*DESCRIPTION OF THE TASK*: List every line below containing "Molar".

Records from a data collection

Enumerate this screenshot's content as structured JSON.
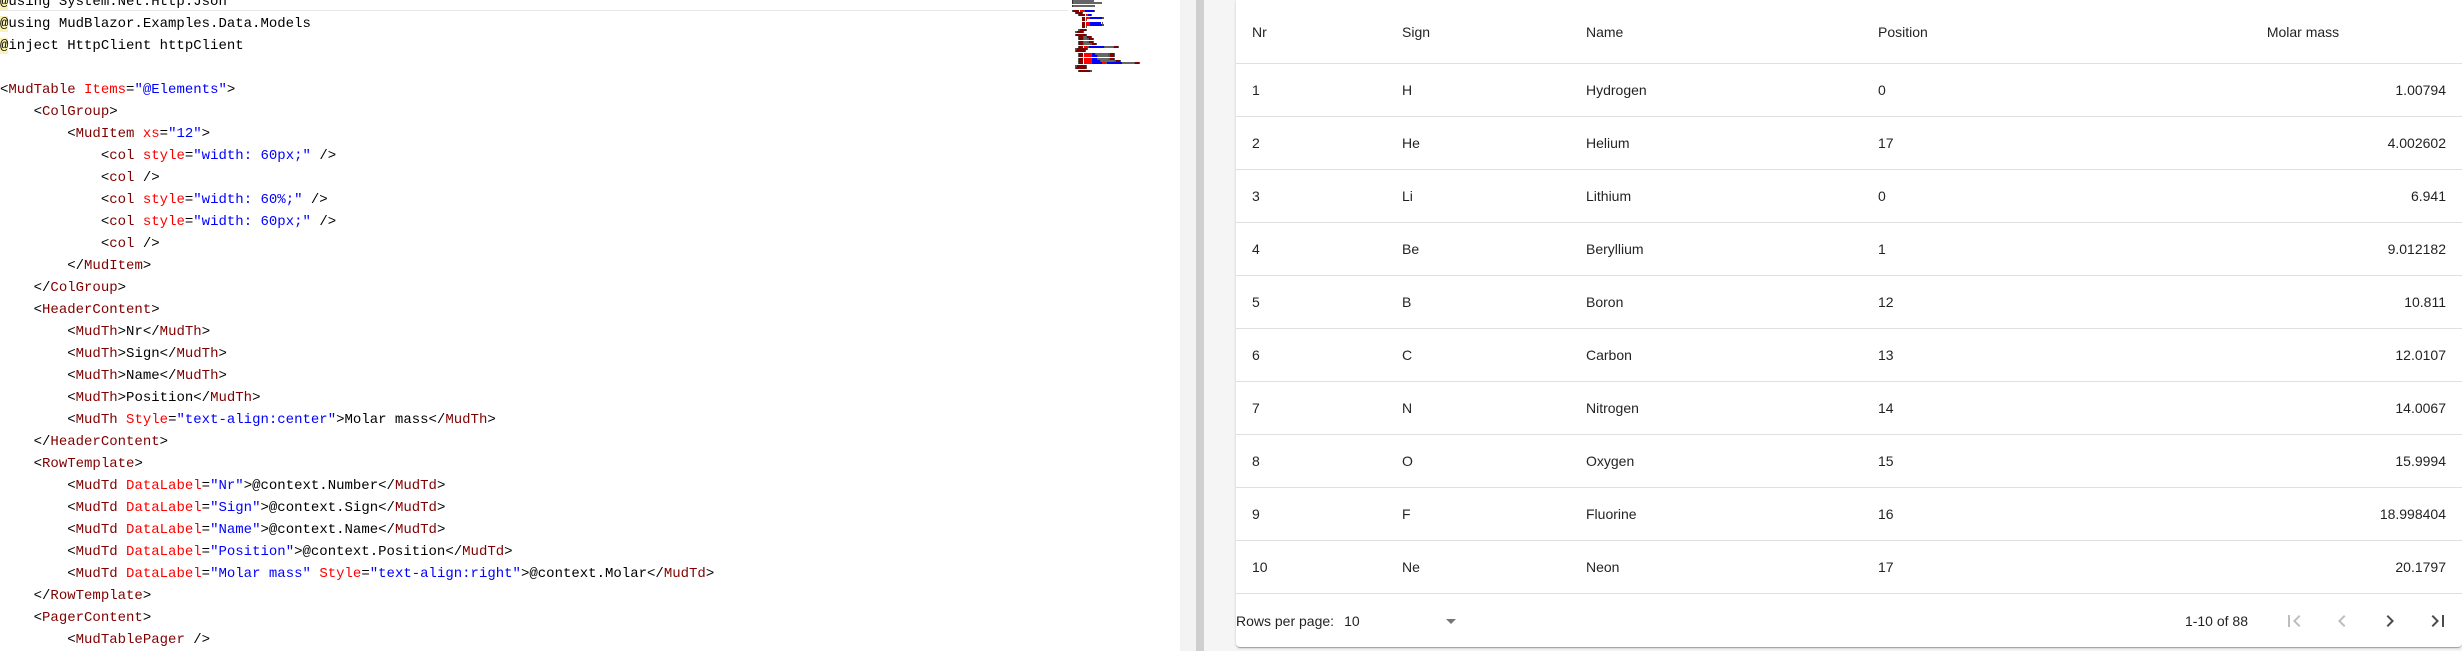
{
  "editor": {
    "lines": [
      [
        [
          "at",
          "@"
        ],
        [
          "plain",
          "using System.Net.Http.Json"
        ]
      ],
      [
        [
          "at",
          "@"
        ],
        [
          "plain",
          "using MudBlazor.Examples.Data.Models"
        ]
      ],
      [
        [
          "at",
          "@"
        ],
        [
          "plain",
          "inject HttpClient httpClient"
        ]
      ],
      [],
      [
        [
          "punc",
          "<"
        ],
        [
          "tag",
          "MudTable"
        ],
        [
          "plain",
          " "
        ],
        [
          "attr",
          "Items"
        ],
        [
          "punc",
          "="
        ],
        [
          "str",
          "\"@Elements\""
        ],
        [
          "punc",
          ">"
        ]
      ],
      [
        [
          "plain",
          "    "
        ],
        [
          "punc",
          "<"
        ],
        [
          "tag",
          "ColGroup"
        ],
        [
          "punc",
          ">"
        ]
      ],
      [
        [
          "plain",
          "        "
        ],
        [
          "punc",
          "<"
        ],
        [
          "tag",
          "MudItem"
        ],
        [
          "plain",
          " "
        ],
        [
          "attr",
          "xs"
        ],
        [
          "punc",
          "="
        ],
        [
          "str",
          "\"12\""
        ],
        [
          "punc",
          ">"
        ]
      ],
      [
        [
          "plain",
          "            "
        ],
        [
          "punc",
          "<"
        ],
        [
          "tag",
          "col"
        ],
        [
          "plain",
          " "
        ],
        [
          "attr",
          "style"
        ],
        [
          "punc",
          "="
        ],
        [
          "str",
          "\"width: 60px;\""
        ],
        [
          "plain",
          " "
        ],
        [
          "punc",
          "/>"
        ]
      ],
      [
        [
          "plain",
          "            "
        ],
        [
          "punc",
          "<"
        ],
        [
          "tag",
          "col"
        ],
        [
          "plain",
          " "
        ],
        [
          "punc",
          "/>"
        ]
      ],
      [
        [
          "plain",
          "            "
        ],
        [
          "punc",
          "<"
        ],
        [
          "tag",
          "col"
        ],
        [
          "plain",
          " "
        ],
        [
          "attr",
          "style"
        ],
        [
          "punc",
          "="
        ],
        [
          "str",
          "\"width: 60%;\""
        ],
        [
          "plain",
          " "
        ],
        [
          "punc",
          "/>"
        ]
      ],
      [
        [
          "plain",
          "            "
        ],
        [
          "punc",
          "<"
        ],
        [
          "tag",
          "col"
        ],
        [
          "plain",
          " "
        ],
        [
          "attr",
          "style"
        ],
        [
          "punc",
          "="
        ],
        [
          "str",
          "\"width: 60px;\""
        ],
        [
          "plain",
          " "
        ],
        [
          "punc",
          "/>"
        ]
      ],
      [
        [
          "plain",
          "            "
        ],
        [
          "punc",
          "<"
        ],
        [
          "tag",
          "col"
        ],
        [
          "plain",
          " "
        ],
        [
          "punc",
          "/>"
        ]
      ],
      [
        [
          "plain",
          "        "
        ],
        [
          "punc",
          "</"
        ],
        [
          "tag",
          "MudItem"
        ],
        [
          "punc",
          ">"
        ]
      ],
      [
        [
          "plain",
          "    "
        ],
        [
          "punc",
          "</"
        ],
        [
          "tag",
          "ColGroup"
        ],
        [
          "punc",
          ">"
        ]
      ],
      [
        [
          "plain",
          "    "
        ],
        [
          "punc",
          "<"
        ],
        [
          "tag",
          "HeaderContent"
        ],
        [
          "punc",
          ">"
        ]
      ],
      [
        [
          "plain",
          "        "
        ],
        [
          "punc",
          "<"
        ],
        [
          "tag",
          "MudTh"
        ],
        [
          "punc",
          ">"
        ],
        [
          "plain",
          "Nr"
        ],
        [
          "punc",
          "</"
        ],
        [
          "tag",
          "MudTh"
        ],
        [
          "punc",
          ">"
        ]
      ],
      [
        [
          "plain",
          "        "
        ],
        [
          "punc",
          "<"
        ],
        [
          "tag",
          "MudTh"
        ],
        [
          "punc",
          ">"
        ],
        [
          "plain",
          "Sign"
        ],
        [
          "punc",
          "</"
        ],
        [
          "tag",
          "MudTh"
        ],
        [
          "punc",
          ">"
        ]
      ],
      [
        [
          "plain",
          "        "
        ],
        [
          "punc",
          "<"
        ],
        [
          "tag",
          "MudTh"
        ],
        [
          "punc",
          ">"
        ],
        [
          "plain",
          "Name"
        ],
        [
          "punc",
          "</"
        ],
        [
          "tag",
          "MudTh"
        ],
        [
          "punc",
          ">"
        ]
      ],
      [
        [
          "plain",
          "        "
        ],
        [
          "punc",
          "<"
        ],
        [
          "tag",
          "MudTh"
        ],
        [
          "punc",
          ">"
        ],
        [
          "plain",
          "Position"
        ],
        [
          "punc",
          "</"
        ],
        [
          "tag",
          "MudTh"
        ],
        [
          "punc",
          ">"
        ]
      ],
      [
        [
          "plain",
          "        "
        ],
        [
          "punc",
          "<"
        ],
        [
          "tag",
          "MudTh"
        ],
        [
          "plain",
          " "
        ],
        [
          "attr",
          "Style"
        ],
        [
          "punc",
          "="
        ],
        [
          "str",
          "\"text-align:center\""
        ],
        [
          "punc",
          ">"
        ],
        [
          "plain",
          "Molar mass"
        ],
        [
          "punc",
          "</"
        ],
        [
          "tag",
          "MudTh"
        ],
        [
          "punc",
          ">"
        ]
      ],
      [
        [
          "plain",
          "    "
        ],
        [
          "punc",
          "</"
        ],
        [
          "tag",
          "HeaderContent"
        ],
        [
          "punc",
          ">"
        ]
      ],
      [
        [
          "plain",
          "    "
        ],
        [
          "punc",
          "<"
        ],
        [
          "tag",
          "RowTemplate"
        ],
        [
          "punc",
          ">"
        ]
      ],
      [
        [
          "plain",
          "        "
        ],
        [
          "punc",
          "<"
        ],
        [
          "tag",
          "MudTd"
        ],
        [
          "plain",
          " "
        ],
        [
          "attr",
          "DataLabel"
        ],
        [
          "punc",
          "="
        ],
        [
          "str",
          "\"Nr\""
        ],
        [
          "punc",
          ">"
        ],
        [
          "plain",
          "@context.Number"
        ],
        [
          "punc",
          "</"
        ],
        [
          "tag",
          "MudTd"
        ],
        [
          "punc",
          ">"
        ]
      ],
      [
        [
          "plain",
          "        "
        ],
        [
          "punc",
          "<"
        ],
        [
          "tag",
          "MudTd"
        ],
        [
          "plain",
          " "
        ],
        [
          "attr",
          "DataLabel"
        ],
        [
          "punc",
          "="
        ],
        [
          "str",
          "\"Sign\""
        ],
        [
          "punc",
          ">"
        ],
        [
          "plain",
          "@context.Sign"
        ],
        [
          "punc",
          "</"
        ],
        [
          "tag",
          "MudTd"
        ],
        [
          "punc",
          ">"
        ]
      ],
      [
        [
          "plain",
          "        "
        ],
        [
          "punc",
          "<"
        ],
        [
          "tag",
          "MudTd"
        ],
        [
          "plain",
          " "
        ],
        [
          "attr",
          "DataLabel"
        ],
        [
          "punc",
          "="
        ],
        [
          "str",
          "\"Name\""
        ],
        [
          "punc",
          ">"
        ],
        [
          "plain",
          "@context.Name"
        ],
        [
          "punc",
          "</"
        ],
        [
          "tag",
          "MudTd"
        ],
        [
          "punc",
          ">"
        ]
      ],
      [
        [
          "plain",
          "        "
        ],
        [
          "punc",
          "<"
        ],
        [
          "tag",
          "MudTd"
        ],
        [
          "plain",
          " "
        ],
        [
          "attr",
          "DataLabel"
        ],
        [
          "punc",
          "="
        ],
        [
          "str",
          "\"Position\""
        ],
        [
          "punc",
          ">"
        ],
        [
          "plain",
          "@context.Position"
        ],
        [
          "punc",
          "</"
        ],
        [
          "tag",
          "MudTd"
        ],
        [
          "punc",
          ">"
        ]
      ],
      [
        [
          "plain",
          "        "
        ],
        [
          "punc",
          "<"
        ],
        [
          "tag",
          "MudTd"
        ],
        [
          "plain",
          " "
        ],
        [
          "attr",
          "DataLabel"
        ],
        [
          "punc",
          "="
        ],
        [
          "str",
          "\"Molar mass\""
        ],
        [
          "plain",
          " "
        ],
        [
          "attr",
          "Style"
        ],
        [
          "punc",
          "="
        ],
        [
          "str",
          "\"text-align:right\""
        ],
        [
          "punc",
          ">"
        ],
        [
          "plain",
          "@context.Molar"
        ],
        [
          "punc",
          "</"
        ],
        [
          "tag",
          "MudTd"
        ],
        [
          "punc",
          ">"
        ]
      ],
      [
        [
          "plain",
          "    "
        ],
        [
          "punc",
          "</"
        ],
        [
          "tag",
          "RowTemplate"
        ],
        [
          "punc",
          ">"
        ]
      ],
      [
        [
          "plain",
          "    "
        ],
        [
          "punc",
          "<"
        ],
        [
          "tag",
          "PagerContent"
        ],
        [
          "punc",
          ">"
        ]
      ],
      [
        [
          "plain",
          "        "
        ],
        [
          "punc",
          "<"
        ],
        [
          "tag",
          "MudTablePager"
        ],
        [
          "plain",
          " "
        ],
        [
          "punc",
          "/>"
        ]
      ]
    ]
  },
  "colors": {
    "tag": "#800000",
    "attr": "#ff0000",
    "string": "#0000ff",
    "directive_bg": "#fbf3b4"
  },
  "table": {
    "headers": [
      "Nr",
      "Sign",
      "Name",
      "Position",
      "Molar mass"
    ],
    "rows": [
      [
        "1",
        "H",
        "Hydrogen",
        "0",
        "1.00794"
      ],
      [
        "2",
        "He",
        "Helium",
        "17",
        "4.002602"
      ],
      [
        "3",
        "Li",
        "Lithium",
        "0",
        "6.941"
      ],
      [
        "4",
        "Be",
        "Beryllium",
        "1",
        "9.012182"
      ],
      [
        "5",
        "B",
        "Boron",
        "12",
        "10.811"
      ],
      [
        "6",
        "C",
        "Carbon",
        "13",
        "12.0107"
      ],
      [
        "7",
        "N",
        "Nitrogen",
        "14",
        "14.0067"
      ],
      [
        "8",
        "O",
        "Oxygen",
        "15",
        "15.9994"
      ],
      [
        "9",
        "F",
        "Fluorine",
        "16",
        "18.998404"
      ],
      [
        "10",
        "Ne",
        "Neon",
        "17",
        "20.1797"
      ]
    ]
  },
  "pager": {
    "rows_per_page_label": "Rows per page:",
    "rows_per_page_value": "10",
    "range_text": "1-10 of 88",
    "icons": {
      "first": "first-page-icon",
      "prev": "chevron-left-icon",
      "next": "chevron-right-icon",
      "last": "last-page-icon"
    }
  }
}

*CORRECT RESULT*:
          "Molar mass"
          "\"Molar mass\""
          "@context.Molar"
      "Molar mass"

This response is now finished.